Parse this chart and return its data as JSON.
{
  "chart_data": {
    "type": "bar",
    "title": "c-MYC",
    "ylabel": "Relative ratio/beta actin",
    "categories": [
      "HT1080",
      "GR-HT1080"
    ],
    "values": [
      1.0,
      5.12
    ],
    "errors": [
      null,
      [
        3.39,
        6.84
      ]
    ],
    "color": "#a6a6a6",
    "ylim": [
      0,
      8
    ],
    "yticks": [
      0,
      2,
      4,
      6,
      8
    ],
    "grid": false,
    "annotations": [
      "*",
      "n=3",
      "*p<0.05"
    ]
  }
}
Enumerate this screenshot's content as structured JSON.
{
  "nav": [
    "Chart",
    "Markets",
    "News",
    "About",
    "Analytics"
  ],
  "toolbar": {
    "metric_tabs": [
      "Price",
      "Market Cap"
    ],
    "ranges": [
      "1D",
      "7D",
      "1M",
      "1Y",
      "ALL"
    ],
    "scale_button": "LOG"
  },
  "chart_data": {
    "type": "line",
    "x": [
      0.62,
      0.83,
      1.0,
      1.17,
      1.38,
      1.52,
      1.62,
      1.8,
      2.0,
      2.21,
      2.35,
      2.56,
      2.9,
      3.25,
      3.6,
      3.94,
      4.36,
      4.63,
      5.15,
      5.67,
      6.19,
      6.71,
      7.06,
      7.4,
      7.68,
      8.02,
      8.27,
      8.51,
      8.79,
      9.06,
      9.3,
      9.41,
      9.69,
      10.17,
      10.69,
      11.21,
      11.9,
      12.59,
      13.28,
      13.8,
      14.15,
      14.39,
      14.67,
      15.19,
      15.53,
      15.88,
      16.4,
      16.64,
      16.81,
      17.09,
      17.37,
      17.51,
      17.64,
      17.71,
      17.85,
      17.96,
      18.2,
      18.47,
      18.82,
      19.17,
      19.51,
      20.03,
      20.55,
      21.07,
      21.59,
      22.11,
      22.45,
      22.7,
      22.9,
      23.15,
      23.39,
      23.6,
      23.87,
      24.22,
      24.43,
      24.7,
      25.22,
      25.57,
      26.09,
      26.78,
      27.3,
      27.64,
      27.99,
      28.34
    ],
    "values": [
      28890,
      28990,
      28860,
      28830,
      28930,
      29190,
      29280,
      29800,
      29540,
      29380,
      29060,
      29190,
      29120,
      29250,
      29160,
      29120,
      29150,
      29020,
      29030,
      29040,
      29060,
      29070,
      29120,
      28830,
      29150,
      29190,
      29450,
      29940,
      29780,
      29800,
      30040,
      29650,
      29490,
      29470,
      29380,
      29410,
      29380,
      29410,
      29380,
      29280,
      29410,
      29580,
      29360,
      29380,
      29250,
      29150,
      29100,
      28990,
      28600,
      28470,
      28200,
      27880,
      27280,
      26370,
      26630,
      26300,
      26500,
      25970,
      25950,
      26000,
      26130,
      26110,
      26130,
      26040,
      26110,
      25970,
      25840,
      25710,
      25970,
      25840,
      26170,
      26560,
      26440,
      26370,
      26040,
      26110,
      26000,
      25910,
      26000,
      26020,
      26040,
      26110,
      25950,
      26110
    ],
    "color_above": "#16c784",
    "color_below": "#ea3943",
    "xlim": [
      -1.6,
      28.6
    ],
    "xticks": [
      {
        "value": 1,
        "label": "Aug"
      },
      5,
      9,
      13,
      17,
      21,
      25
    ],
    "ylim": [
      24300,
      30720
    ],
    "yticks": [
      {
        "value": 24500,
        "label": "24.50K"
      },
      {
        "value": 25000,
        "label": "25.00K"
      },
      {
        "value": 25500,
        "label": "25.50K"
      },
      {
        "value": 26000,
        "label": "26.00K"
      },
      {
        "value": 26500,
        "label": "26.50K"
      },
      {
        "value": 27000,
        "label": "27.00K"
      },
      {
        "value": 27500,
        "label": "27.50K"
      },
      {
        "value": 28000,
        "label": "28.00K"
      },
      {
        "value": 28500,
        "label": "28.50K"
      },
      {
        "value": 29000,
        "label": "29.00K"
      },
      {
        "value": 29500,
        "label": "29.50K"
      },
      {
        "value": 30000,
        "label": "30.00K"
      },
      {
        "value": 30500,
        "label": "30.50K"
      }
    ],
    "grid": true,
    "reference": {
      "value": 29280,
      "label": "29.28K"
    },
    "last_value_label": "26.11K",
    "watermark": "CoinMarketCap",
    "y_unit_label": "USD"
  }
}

+-------+

▸ Challenge: Set down all of the entries exactly, please.

▸ Response to this task:
Parse this chart and return its data as JSON.
{
  "chart_data": {
    "type": "bar",
    "title": "c-MYC",
    "ylabel": "Relative ratio/beta actin",
    "categories": [
      "HT1080",
      "GR-HT1080"
    ],
    "values": [
      1.0,
      5.12
    ],
    "errors": [
      null,
      [
        3.39,
        6.84
      ]
    ],
    "color": "#a6a6a6",
    "ylim": [
      0,
      8
    ],
    "yticks": [
      0,
      2,
      4,
      6,
      8
    ],
    "grid": false,
    "annotations": [
      "*",
      "n=3",
      "*p<0.05"
    ]
  }
}
Enumerate this screenshot's content as structured JSON.
{
  "nav": [
    "Chart",
    "Markets",
    "News",
    "About",
    "Analytics"
  ],
  "toolbar": {
    "metric_tabs": [
      "Price",
      "Market Cap"
    ],
    "ranges": [
      "1D",
      "7D",
      "1M",
      "1Y",
      "ALL"
    ],
    "scale_button": "LOG"
  },
  "chart_data": {
    "type": "line",
    "x": [
      0.62,
      0.83,
      1.0,
      1.17,
      1.38,
      1.52,
      1.62,
      1.8,
      2.0,
      2.21,
      2.35,
      2.56,
      2.9,
      3.25,
      3.6,
      3.94,
      4.36,
      4.63,
      5.15,
      5.67,
      6.19,
      6.71,
      7.06,
      7.4,
      7.68,
      8.02,
      8.27,
      8.51,
      8.79,
      9.06,
      9.3,
      9.41,
      9.69,
      10.17,
      10.69,
      11.21,
      11.9,
      12.59,
      13.28,
      13.8,
      14.15,
      14.39,
      14.67,
      15.19,
      15.53,
      15.88,
      16.4,
      16.64,
      16.81,
      17.09,
      17.37,
      17.51,
      17.64,
      17.71,
      17.85,
      17.96,
      18.2,
      18.47,
      18.82,
      19.17,
      19.51,
      20.03,
      20.55,
      21.07,
      21.59,
      22.11,
      22.45,
      22.7,
      22.9,
      23.15,
      23.39,
      23.6,
      23.87,
      24.22,
      24.43,
      24.7,
      25.22,
      25.57,
      26.09,
      26.78,
      27.3,
      27.64,
      27.99,
      28.34
    ],
    "values": [
      28890,
      28990,
      28860,
      28830,
      28930,
      29190,
      29280,
      29800,
      29540,
      29380,
      29060,
      29190,
      29120,
      29250,
      29160,
      29120,
      29150,
      29020,
      29030,
      29040,
      29060,
      29070,
      29120,
      28830,
      29150,
      29190,
      29450,
      29940,
      29780,
      29800,
      30040,
      29650,
      29490,
      29470,
      29380,
      29410,
      29380,
      29410,
      29380,
      29280,
      29410,
      29580,
      29360,
      29380,
      29250,
      29150,
      29100,
      28990,
      28600,
      28470,
      28200,
      27880,
      27280,
      26370,
      26630,
      26300,
      26500,
      25970,
      25950,
      26000,
      26130,
      26110,
      26130,
      26040,
      26110,
      25970,
      25840,
      25710,
      25970,
      25840,
      26170,
      26560,
      26440,
      26370,
      26040,
      26110,
      26000,
      25910,
      26000,
      26020,
      26040,
      26110,
      25950,
      26110
    ],
    "color_above": "#16c784",
    "color_below": "#ea3943",
    "xlim": [
      -1.6,
      28.6
    ],
    "xticks": [
      {
        "value": 1,
        "label": "Aug"
      },
      5,
      9,
      13,
      17,
      21,
      25
    ],
    "ylim": [
      24300,
      30720
    ],
    "yticks": [
      {
        "value": 24500,
        "label": "24.50K"
      },
      {
        "value": 25000,
        "label": "25.00K"
      },
      {
        "value": 25500,
        "label": "25.50K"
      },
      {
        "value": 26000,
        "label": "26.00K"
      },
      {
        "value": 26500,
        "label": "26.50K"
      },
      {
        "value": 27000,
        "label": "27.00K"
      },
      {
        "value": 27500,
        "label": "27.50K"
      },
      {
        "value": 28000,
        "label": "28.00K"
      },
      {
        "value": 28500,
        "label": "28.50K"
      },
      {
        "value": 29000,
        "label": "29.00K"
      },
      {
        "value": 29500,
        "label": "29.50K"
      },
      {
        "value": 30000,
        "label": "30.00K"
      },
      {
        "value": 30500,
        "label": "30.50K"
      }
    ],
    "grid": true,
    "reference": {
      "value": 29280,
      "label": "29.28K"
    },
    "last_value_label": "26.11K",
    "watermark": "CoinMarketCap",
    "y_unit_label": "USD"
  }
}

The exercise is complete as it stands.